TASK INSTRUCTIONS = Show all lines holding "translate".

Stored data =

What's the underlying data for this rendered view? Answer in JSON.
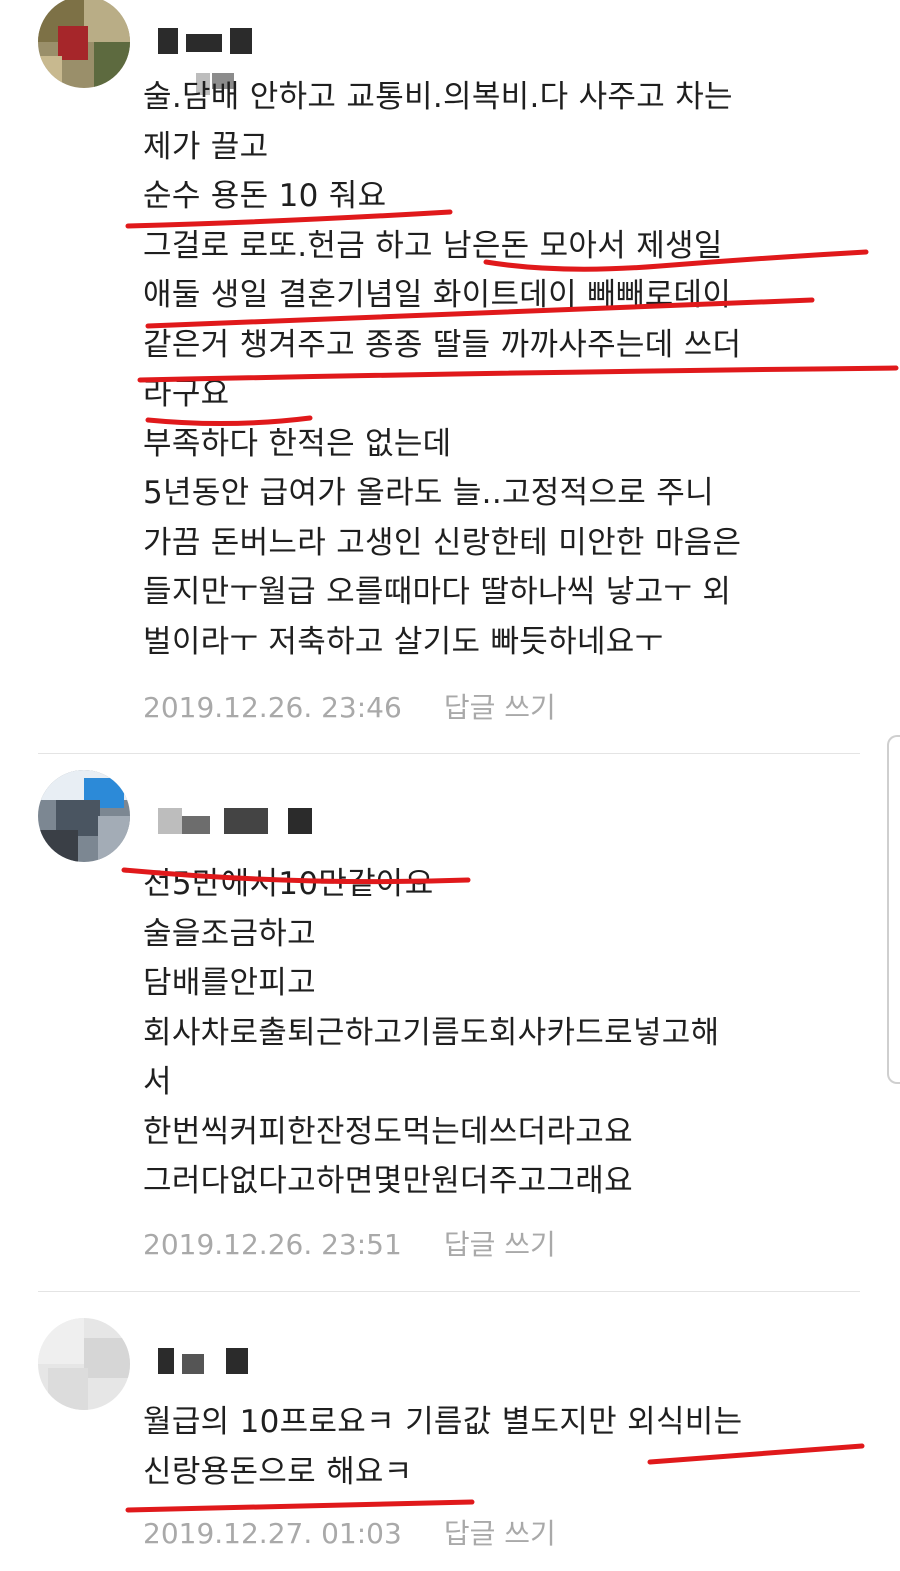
{
  "comments": [
    {
      "lines": [
        "술.담배 안하고 교통비.의복비.다 사주고 차는",
        "제가 끌고",
        "순수 용돈 10 줘요",
        "그걸로 로또.헌금 하고 남은돈 모아서 제생일",
        "애둘 생일 결혼기념일 화이트데이 빼빼로데이",
        "같은거 챙겨주고 종종 딸들 까까사주는데 쓰더",
        "라구요",
        "부족하다 한적은 없는데",
        "5년동안 급여가 올라도 늘..고정적으로 주니",
        "가끔 돈버느라 고생인 신랑한테 미안한 마음은",
        "들지만ㅜ월급 오를때마다 딸하나씩 낳고ㅜ 외",
        "벌이라ㅜ 저축하고 살기도 빠듯하네요ㅜ"
      ],
      "timestamp": "2019.12.26. 23:46",
      "reply_label": "답글 쓰기"
    },
    {
      "lines": [
        "전5만에서10만같아요",
        "술을조금하고",
        "담배를안피고",
        "회사차로출퇴근하고기름도회사카드로넣고해",
        "서",
        "한번씩커피한잔정도먹는데쓰더라고요",
        "그러다없다고하면몇만원더주고그래요"
      ],
      "timestamp": "2019.12.26. 23:51",
      "reply_label": "답글 쓰기"
    },
    {
      "lines": [
        "월급의 10프로요ㅋ 기름값 별도지만 외식비는",
        "신랑용돈으로 해요ㅋ"
      ],
      "timestamp": "2019.12.27. 01:03",
      "reply_label": "답글 쓰기"
    }
  ],
  "colors": {
    "annotation_red": "#e0191b",
    "meta_gray": "#a9a9a9",
    "divider": "#e4e4e4"
  }
}
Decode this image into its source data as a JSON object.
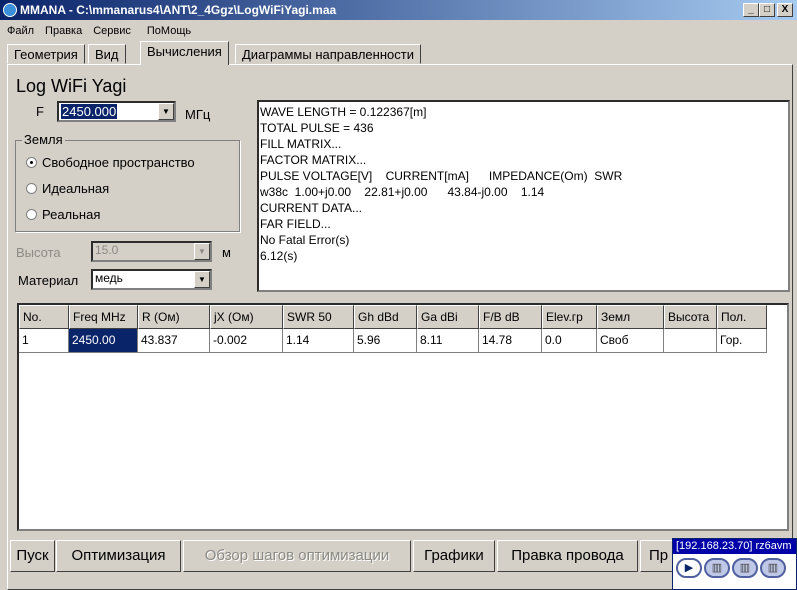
{
  "window": {
    "title": "MMANA - C:\\mmanarus4\\ANT\\2_4Ggz\\LogWiFiYagi.maa",
    "min": "_",
    "max": "□",
    "close": "X"
  },
  "menu": [
    "Файл",
    "Правка",
    "Сервис",
    "ПоМощь"
  ],
  "tabs": [
    "Геометрия",
    "Вид",
    "Вычисления",
    "Диаграммы направленности"
  ],
  "heading": "Log WiFi Yagi",
  "freq": {
    "label": "F",
    "value": "2450.000",
    "unit": "МГц"
  },
  "ground": {
    "title": "Земля",
    "options": [
      "Свободное пространство",
      "Идеальная",
      "Реальная"
    ],
    "selected": 0
  },
  "height": {
    "label": "Высота",
    "value": "15.0",
    "unit": "м"
  },
  "material": {
    "label": "Материал",
    "value": "медь"
  },
  "log": [
    "WAVE LENGTH = 0.122367[m]",
    "TOTAL PULSE = 436",
    "FILL MATRIX...",
    "FACTOR MATRIX...",
    "PULSE VOLTAGE[V]    CURRENT[mA]      IMPEDANCE(Om)  SWR",
    "w38c  1.00+j0.00    22.81+j0.00      43.84-j0.00    1.14",
    "CURRENT DATA...",
    "FAR FIELD...",
    "No Fatal Error(s)",
    "6.12(s)"
  ],
  "table": {
    "headers": [
      "No.",
      "Freq MHz",
      "R (Ом)",
      "jX (Ом)",
      "SWR 50",
      "Gh dBd",
      "Ga dBi",
      "F/B dB",
      "Elev.гр",
      "Земл",
      "Высота",
      "Пол."
    ],
    "rows": [
      [
        "1",
        "2450.00",
        "43.837",
        "-0.002",
        "1.14",
        "5.96",
        "8.11",
        "14.78",
        "0.0",
        "Своб",
        "",
        "Гор."
      ]
    ]
  },
  "buttons": [
    "Пуск",
    "Оптимизация",
    "Обзор шагов оптимизации",
    "Графики",
    "Правка провода",
    "Пр"
  ],
  "widget": {
    "title": "[192.168.23.70] rz6avm"
  }
}
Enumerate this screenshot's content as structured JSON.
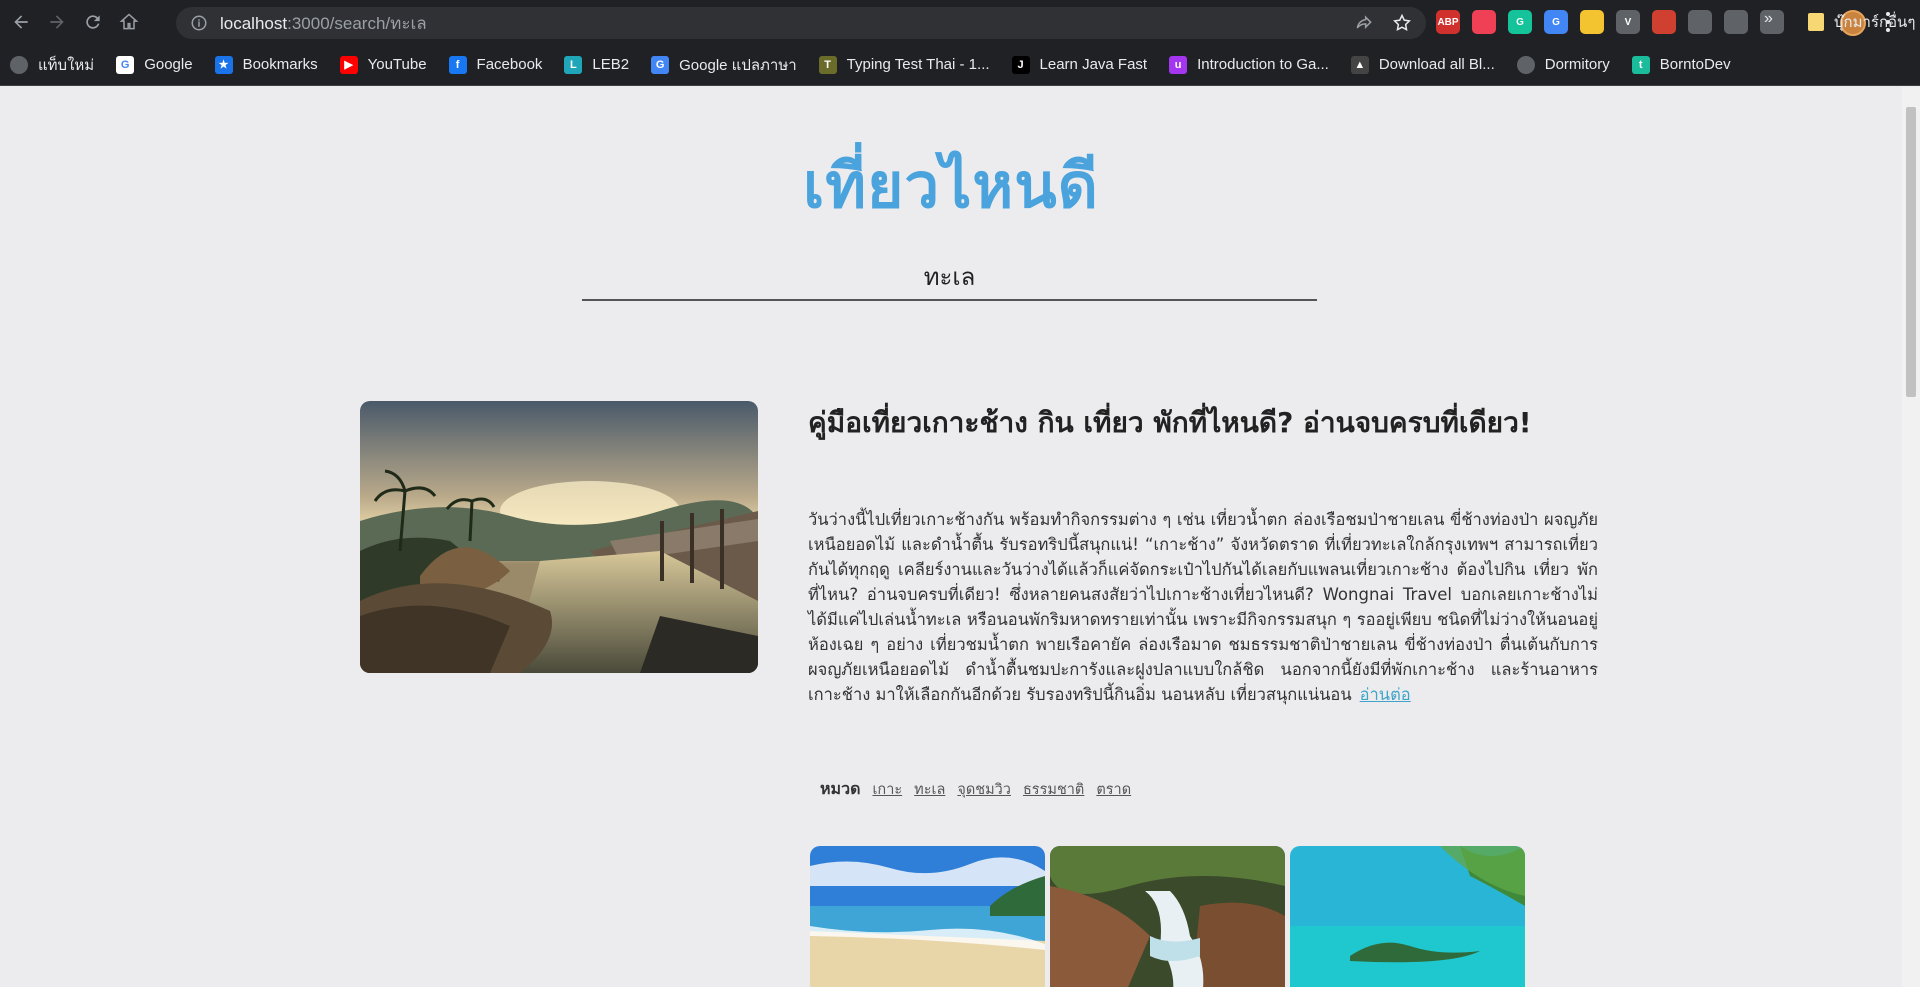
{
  "browser": {
    "url_host": "localhost",
    "url_path": ":3000/search/ทะเล",
    "extensions": [
      {
        "name": "abp-icon",
        "text": "ABP",
        "color": "#d0312d"
      },
      {
        "name": "pocket-icon",
        "text": "",
        "color": "#ef4056"
      },
      {
        "name": "grammarly-icon",
        "text": "G",
        "color": "#15c39a"
      },
      {
        "name": "translate-icon",
        "text": "G",
        "color": "#4285f4"
      },
      {
        "name": "chat-icon",
        "text": "",
        "color": "#f4c430"
      },
      {
        "name": "vee-icon",
        "text": "V",
        "color": "#5f6368"
      },
      {
        "name": "game-icon",
        "text": "",
        "color": "#d04030"
      },
      {
        "name": "puzzle-icon",
        "text": "",
        "color": "#5f6368"
      },
      {
        "name": "media-icon",
        "text": "",
        "color": "#5f6368"
      },
      {
        "name": "sidepanel-icon",
        "text": "",
        "color": "#5f6368"
      }
    ],
    "bookmarks": [
      {
        "label": "แท็บใหม่",
        "icon": "globe-icon",
        "color": "#5f6368",
        "glyph": ""
      },
      {
        "label": "Google",
        "icon": "google-icon",
        "color": "#ffffff",
        "glyph": "G"
      },
      {
        "label": "Bookmarks",
        "icon": "star-icon",
        "color": "#1a73e8",
        "glyph": "★"
      },
      {
        "label": "YouTube",
        "icon": "youtube-icon",
        "color": "#ff0000",
        "glyph": "▶"
      },
      {
        "label": "Facebook",
        "icon": "facebook-icon",
        "color": "#1877f2",
        "glyph": "f"
      },
      {
        "label": "LEB2",
        "icon": "leb2-icon",
        "color": "#1fa6b8",
        "glyph": "L"
      },
      {
        "label": "Google แปลภาษา",
        "icon": "translate-icon",
        "color": "#4285f4",
        "glyph": "G"
      },
      {
        "label": "Typing Test Thai - 1...",
        "icon": "typing-icon",
        "color": "#6b6b2a",
        "glyph": "T"
      },
      {
        "label": "Learn Java Fast",
        "icon": "java-icon",
        "color": "#000000",
        "glyph": "J"
      },
      {
        "label": "Introduction to Ga...",
        "icon": "udemy-icon",
        "color": "#a435f0",
        "glyph": "u"
      },
      {
        "label": "Download all Bl...",
        "icon": "download-icon",
        "color": "#444444",
        "glyph": "▲"
      },
      {
        "label": "Dormitory",
        "icon": "globe-icon",
        "color": "#5f6368",
        "glyph": ""
      },
      {
        "label": "BorntoDev",
        "icon": "borntodev-icon",
        "color": "#1bbc9b",
        "glyph": "t"
      }
    ],
    "more_label": "»",
    "other_bookmarks": "บุ๊กมาร์กอื่นๆ"
  },
  "site": {
    "title": "เที่ยวไหนดี",
    "search_value": "ทะเล"
  },
  "article": {
    "title": " คู่มือเที่ยวเกาะช้าง กิน เที่ยว พักที่ไหนดี? อ่านจบครบที่เดียว!",
    "body": "วันว่างนี้ไปเที่ยวเกาะช้างกัน พร้อมทำกิจกรรมต่าง ๆ เช่น เที่ยวน้ำตก ล่องเรือชมป่าชายเลน ขี่ช้างท่องป่า ผจญภัยเหนือยอดไม้ และดำน้ำตื้น รับรอทริปนี้สนุกแน่! “เกาะช้าง” จังหวัดตราด ที่เที่ยวทะเลใกล้กรุงเทพฯ สามารถเที่ยวกันได้ทุกฤดู เคลียร์งานและวันว่างได้แล้วก็แค่จัดกระเป๋าไปกันได้เลยกับแพลนเที่ยวเกาะช้าง ต้องไปกิน เที่ยว พักที่ไหน? อ่านจบครบที่เดียว! ซึ่งหลายคนสงสัยว่าไปเกาะช้างเที่ยวไหนดี? Wongnai Travel บอกเลยเกาะช้างไม่ได้มีแค่ไปเล่นน้ำทะเล หรือนอนพักริมหาดทรายเท่านั้น เพราะมีกิจกรรมสนุก ๆ รออยู่เพียบ ชนิดที่ไม่ว่างให้นอนอยู่ห้องเฉย ๆ อย่าง เที่ยวชมน้ำตก พายเรือคายัค ล่องเรือมาด ชมธรรมชาติป่าชายเลน ขี่ช้างท่องป่า ตื่นเต้นกับการผจญภัยเหนือยอดไม้ ดำน้ำตื้นชมปะการังและฝูงปลาแบบใกล้ชิด นอกจากนี้ยังมีที่พักเกาะช้าง และร้านอาหารเกาะช้าง มาให้เลือกกันอีกด้วย รับรองทริปนี้กินอิ่ม นอนหลับ เที่ยวสนุกแน่นอน",
    "read_more": "อ่านต่อ",
    "category_label": "หมวด",
    "categories": [
      "เกาะ",
      "ทะเล",
      "จุดชมวิว",
      "ธรรมชาติ",
      "ตราด"
    ]
  }
}
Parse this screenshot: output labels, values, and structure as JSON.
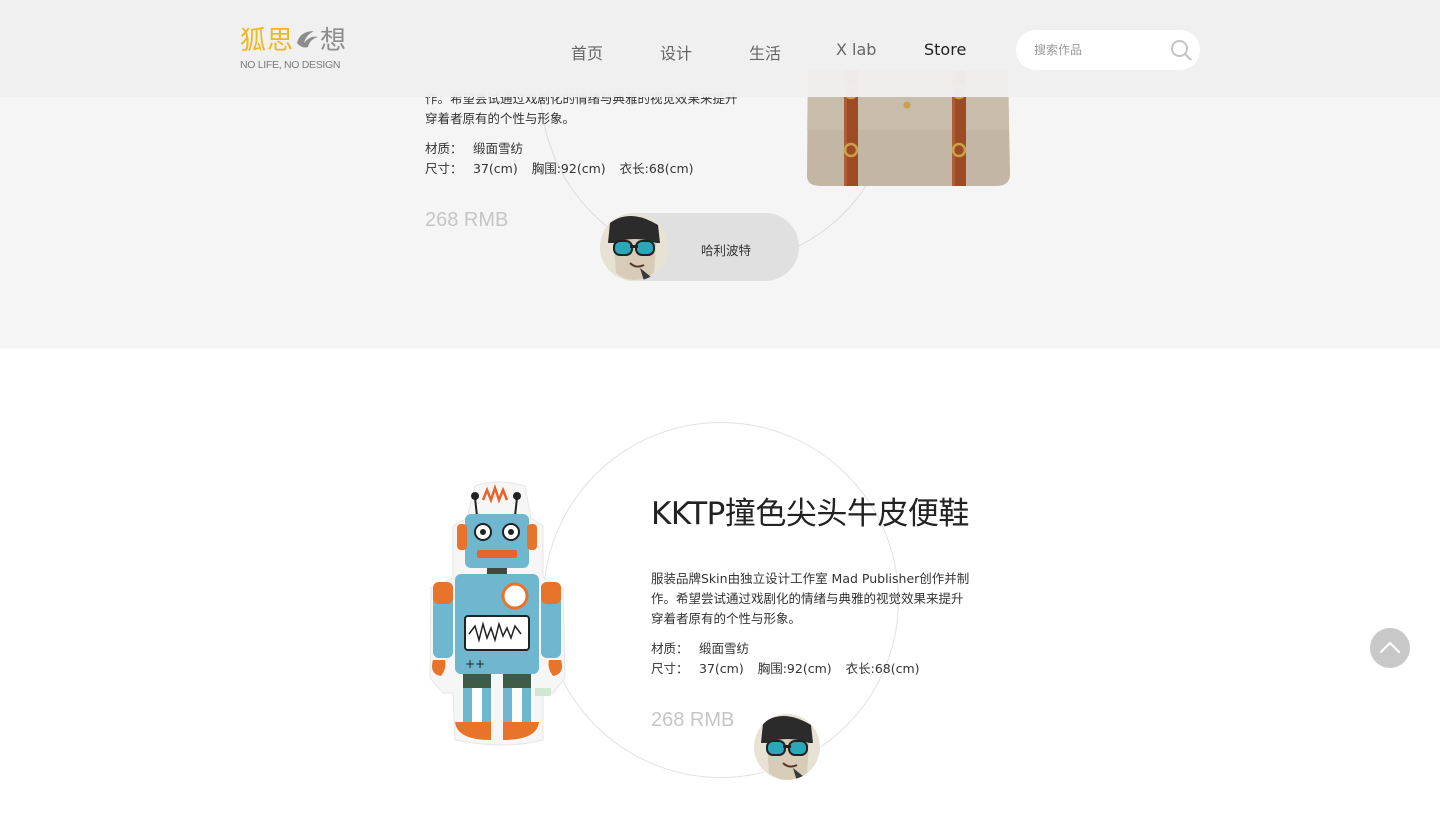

RESPONSE TO THE EXERCISE =
        "name": "translate-icon",
        "icon": "translate-icon",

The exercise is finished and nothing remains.